→ **AIM OF THE TASK**
Reproduce all of the data exactly.

→ **RECORD SET**
- - - -
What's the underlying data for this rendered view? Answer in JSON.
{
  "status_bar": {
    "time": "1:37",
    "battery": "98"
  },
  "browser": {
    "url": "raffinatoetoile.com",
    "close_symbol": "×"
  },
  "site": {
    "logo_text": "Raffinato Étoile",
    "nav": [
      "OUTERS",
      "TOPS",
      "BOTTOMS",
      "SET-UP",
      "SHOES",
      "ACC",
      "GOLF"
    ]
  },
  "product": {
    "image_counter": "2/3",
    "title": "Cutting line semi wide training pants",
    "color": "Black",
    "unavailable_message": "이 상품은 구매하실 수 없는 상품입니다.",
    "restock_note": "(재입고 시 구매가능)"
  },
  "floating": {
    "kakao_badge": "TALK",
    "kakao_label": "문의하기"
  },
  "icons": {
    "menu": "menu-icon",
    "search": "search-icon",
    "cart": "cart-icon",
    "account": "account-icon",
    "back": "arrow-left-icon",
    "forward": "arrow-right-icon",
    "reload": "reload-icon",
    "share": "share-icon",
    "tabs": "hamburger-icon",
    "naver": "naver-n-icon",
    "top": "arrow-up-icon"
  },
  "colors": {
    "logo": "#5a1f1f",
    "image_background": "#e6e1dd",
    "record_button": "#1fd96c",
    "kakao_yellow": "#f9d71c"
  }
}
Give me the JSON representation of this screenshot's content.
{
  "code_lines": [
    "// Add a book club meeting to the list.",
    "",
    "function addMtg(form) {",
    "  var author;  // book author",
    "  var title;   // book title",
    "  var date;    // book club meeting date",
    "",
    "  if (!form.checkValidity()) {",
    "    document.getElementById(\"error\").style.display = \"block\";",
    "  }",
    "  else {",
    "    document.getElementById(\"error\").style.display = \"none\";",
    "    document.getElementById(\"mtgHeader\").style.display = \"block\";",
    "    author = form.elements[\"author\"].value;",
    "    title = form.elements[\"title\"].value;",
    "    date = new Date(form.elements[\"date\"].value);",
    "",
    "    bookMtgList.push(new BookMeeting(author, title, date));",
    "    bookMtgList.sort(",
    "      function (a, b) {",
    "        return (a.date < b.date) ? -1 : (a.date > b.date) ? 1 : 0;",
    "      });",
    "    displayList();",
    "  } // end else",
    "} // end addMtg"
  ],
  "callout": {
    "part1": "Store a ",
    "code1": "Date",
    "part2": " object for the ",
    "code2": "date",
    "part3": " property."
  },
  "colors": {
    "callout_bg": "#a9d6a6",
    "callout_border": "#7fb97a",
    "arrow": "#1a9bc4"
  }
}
- - - -
→ **ANSWER TO THE PROBLEM**
What's the underlying data for this rendered view? Answer in JSON.
{
  "status_bar": {
    "time": "1:37",
    "battery": "98"
  },
  "browser": {
    "url": "raffinatoetoile.com",
    "close_symbol": "×"
  },
  "site": {
    "logo_text": "Raffinato Étoile",
    "nav": [
      "OUTERS",
      "TOPS",
      "BOTTOMS",
      "SET-UP",
      "SHOES",
      "ACC",
      "GOLF"
    ]
  },
  "product": {
    "image_counter": "2/3",
    "title": "Cutting line semi wide training pants",
    "color": "Black",
    "unavailable_message": "이 상품은 구매하실 수 없는 상품입니다.",
    "restock_note": "(재입고 시 구매가능)"
  },
  "floating": {
    "kakao_badge": "TALK",
    "kakao_label": "문의하기"
  },
  "icons": {
    "menu": "menu-icon",
    "search": "search-icon",
    "cart": "cart-icon",
    "account": "account-icon",
    "back": "arrow-left-icon",
    "forward": "arrow-right-icon",
    "reload": "reload-icon",
    "share": "share-icon",
    "tabs": "hamburger-icon",
    "naver": "naver-n-icon",
    "top": "arrow-up-icon"
  },
  "colors": {
    "logo": "#5a1f1f",
    "image_background": "#e6e1dd",
    "record_button": "#1fd96c",
    "kakao_yellow": "#f9d71c"
  }
}
Give me the JSON representation of this screenshot's content.
{
  "code_lines": [
    "// Add a book club meeting to the list.",
    "",
    "function addMtg(form) {",
    "  var author;  // book author",
    "  var title;   // book title",
    "  var date;    // book club meeting date",
    "",
    "  if (!form.checkValidity()) {",
    "    document.getElementById(\"error\").style.display = \"block\";",
    "  }",
    "  else {",
    "    document.getElementById(\"error\").style.display = \"none\";",
    "    document.getElementById(\"mtgHeader\").style.display = \"block\";",
    "    author = form.elements[\"author\"].value;",
    "    title = form.elements[\"title\"].value;",
    "    date = new Date(form.elements[\"date\"].value);",
    "",
    "    bookMtgList.push(new BookMeeting(author, title, date));",
    "    bookMtgList.sort(",
    "      function (a, b) {",
    "        return (a.date < b.date) ? -1 : (a.date > b.date) ? 1 : 0;",
    "      });",
    "    displayList();",
    "  } // end else",
    "} // end addMtg"
  ],
  "callout": {
    "part1": "Store a ",
    "code1": "Date",
    "part2": " object for the ",
    "code2": "date",
    "part3": " property."
  },
  "colors": {
    "callout_bg": "#a9d6a6",
    "callout_border": "#7fb97a",
    "arrow": "#1a9bc4"
  }
}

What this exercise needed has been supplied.